-- Work to do --
Each entry below should be echoed exactly, with pictures omitted.

-- Input records --
• • • • • • •

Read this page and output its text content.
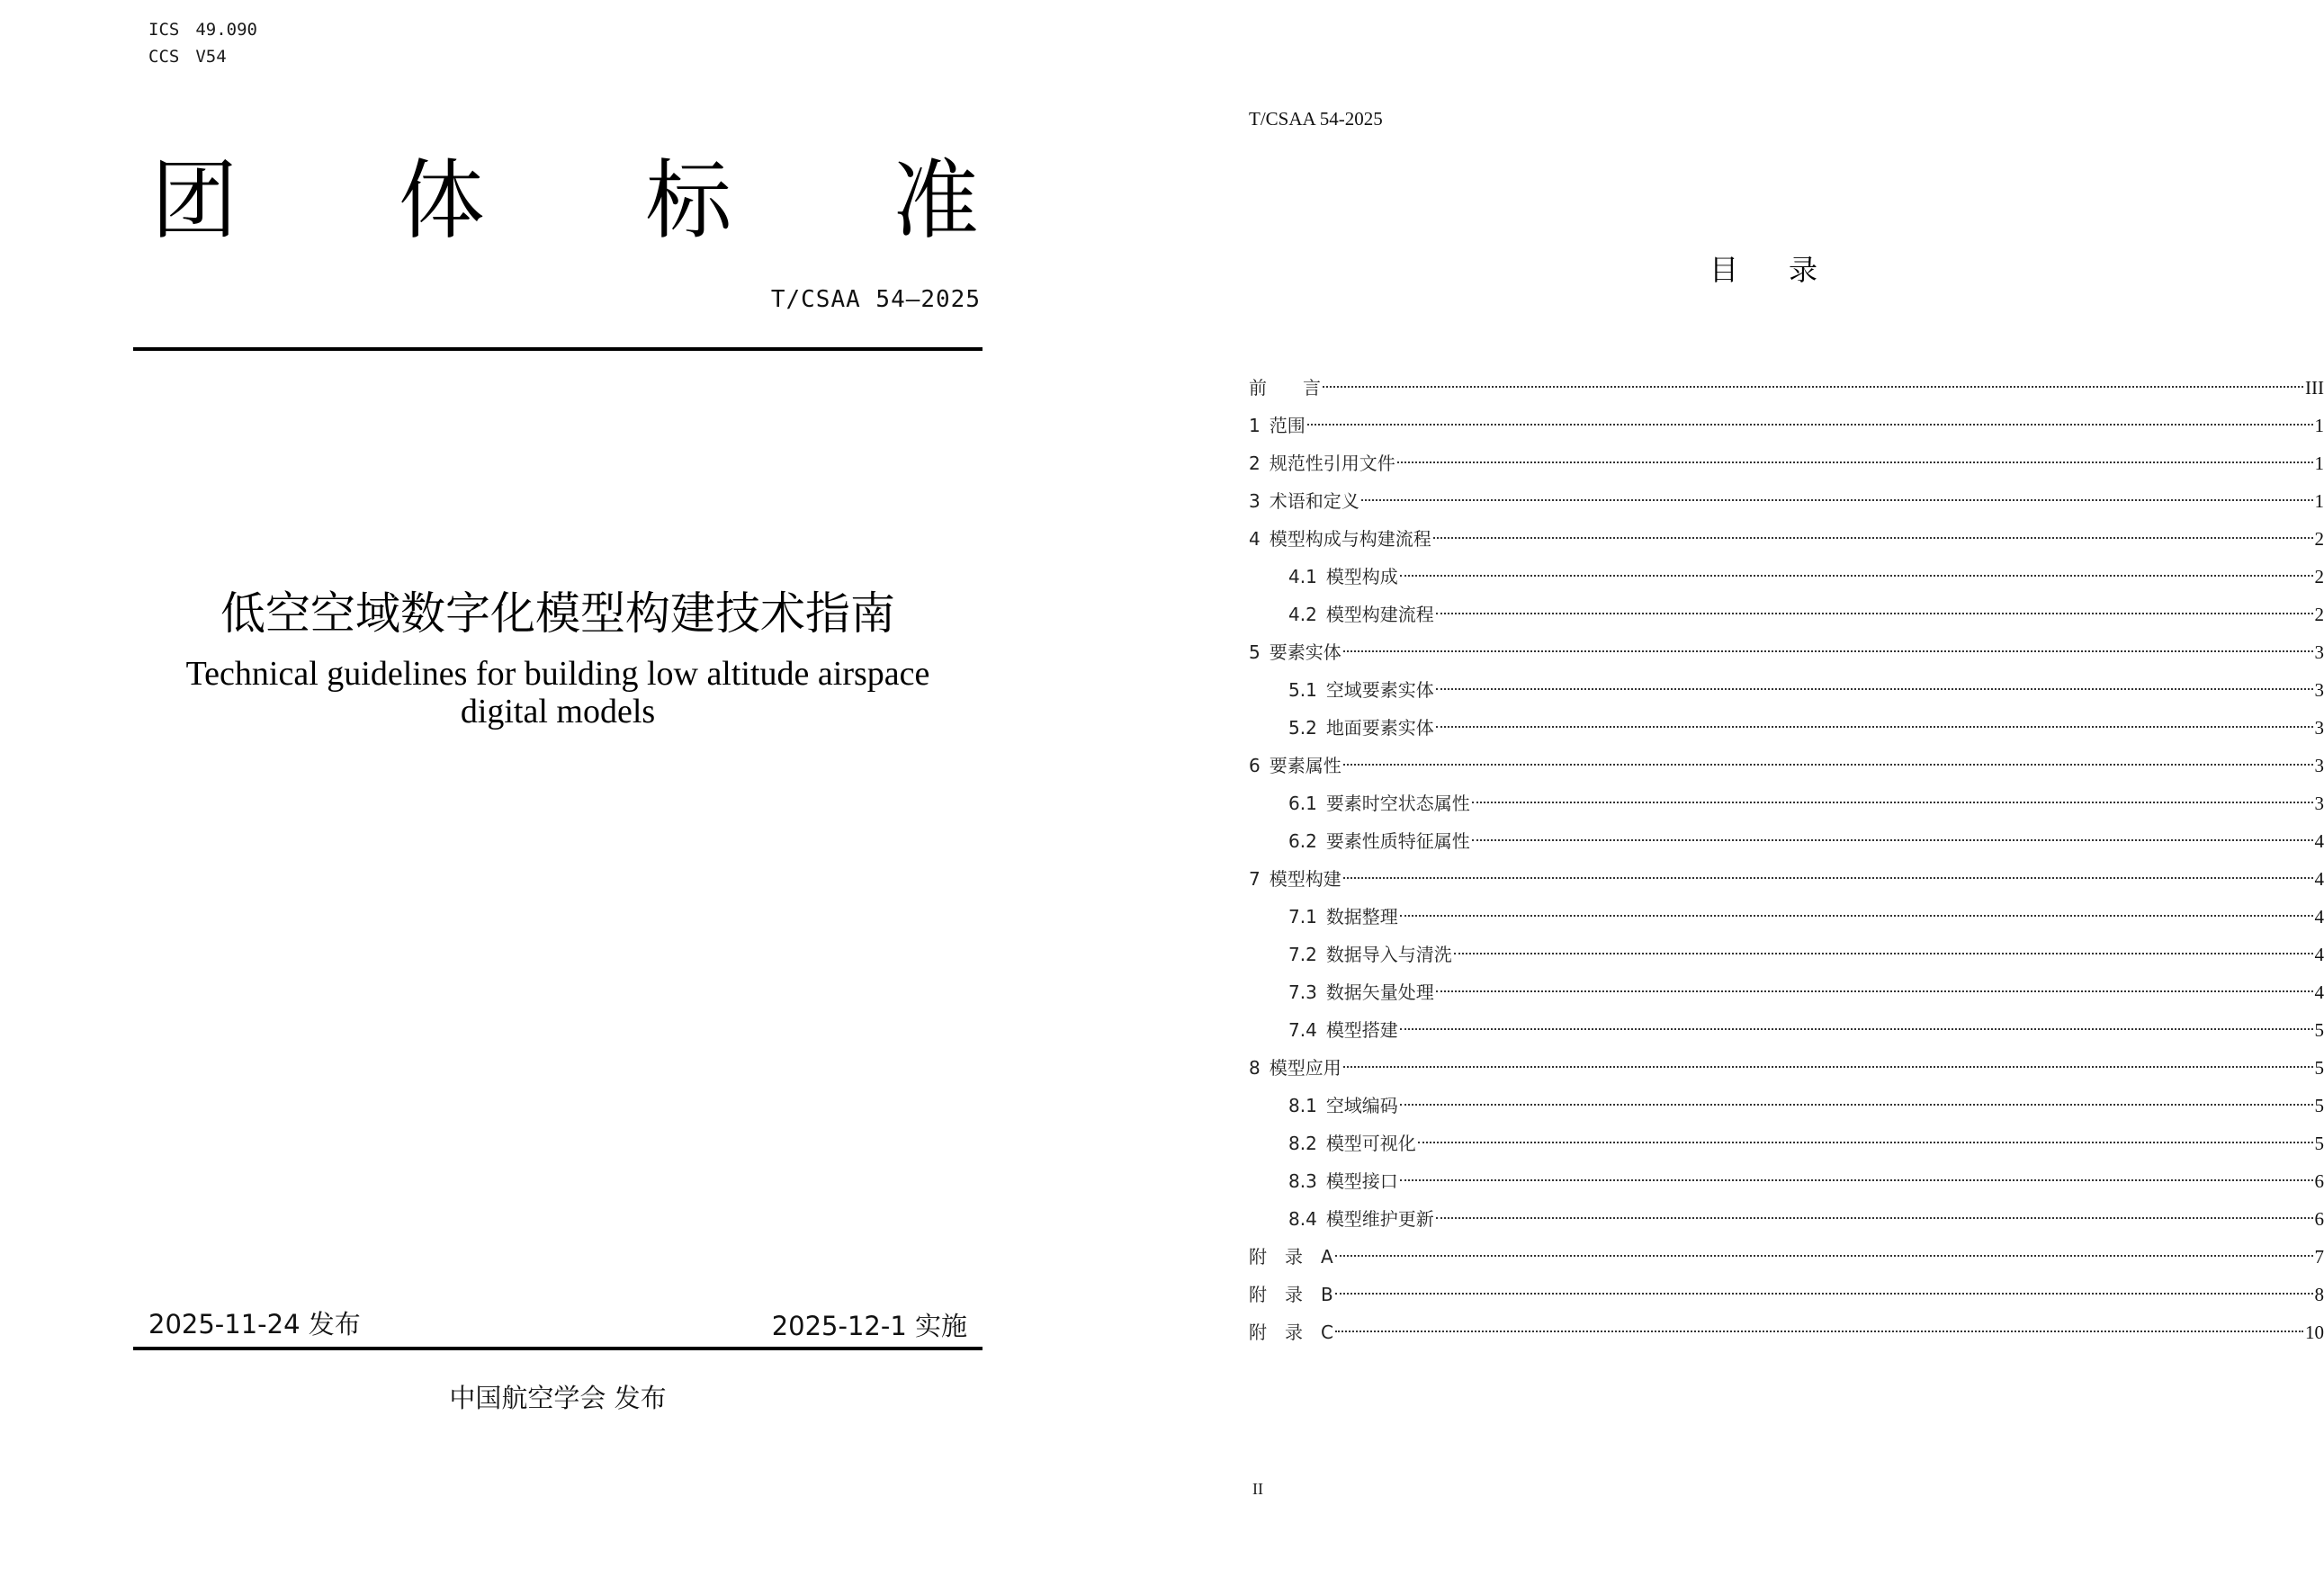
ICS 49.090
CCS V54
团 体 标 准
T/CSAA 54—2025
低空空域数字化模型构建技术指南
Technical guidelines for building low altitude airspace
digital models
2025-11-24 发布	2025-12-1 实施
中国航空学会 发布
T/CSAA 54-2025
目 录
前　　言	III
1 范围	1
2 规范性引用文件	1
3 术语和定义	1
4 模型构成与构建流程	2
4.1 模型构成	2
4.2 模型构建流程	2
5 要素实体	3
5.1 空域要素实体	3
5.2 地面要素实体	3
6 要素属性	3
6.1 要素时空状态属性	3
6.2 要素性质特征属性	4
7 模型构建	4
7.1 数据整理	4
7.2 数据导入与清洗	4
7.3 数据矢量处理	4
7.4 模型搭建	5
8 模型应用	5
8.1 空域编码	5
8.2 模型可视化	5
8.3 模型接口	6
8.4 模型维护更新	6
附 录 A	7
附 录 B	8
附 录 C	10
II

• • • • • • •

-- Finished answer --
Read this page and output its text content.
ICS 49.090
CCS V54
团 体 标 准
T/CSAA 54—2025
低空空域数字化模型构建技术指南
Technical guidelines for building low altitude airspace
digital models
2025-11-24 发布	2025-12-1 实施
中国航空学会 发布
T/CSAA 54-2025
目 录
前　　言	III
1 范围	1
2 规范性引用文件	1
3 术语和定义	1
4 模型构成与构建流程	2
4.1 模型构成	2
4.2 模型构建流程	2
5 要素实体	3
5.1 空域要素实体	3
5.2 地面要素实体	3
6 要素属性	3
6.1 要素时空状态属性	3
6.2 要素性质特征属性	4
7 模型构建	4
7.1 数据整理	4
7.2 数据导入与清洗	4
7.3 数据矢量处理	4
7.4 模型搭建	5
8 模型应用	5
8.1 空域编码	5
8.2 模型可视化	5
8.3 模型接口	6
8.4 模型维护更新	6
附 录 A	7
附 录 B	8
附 录 C	10
II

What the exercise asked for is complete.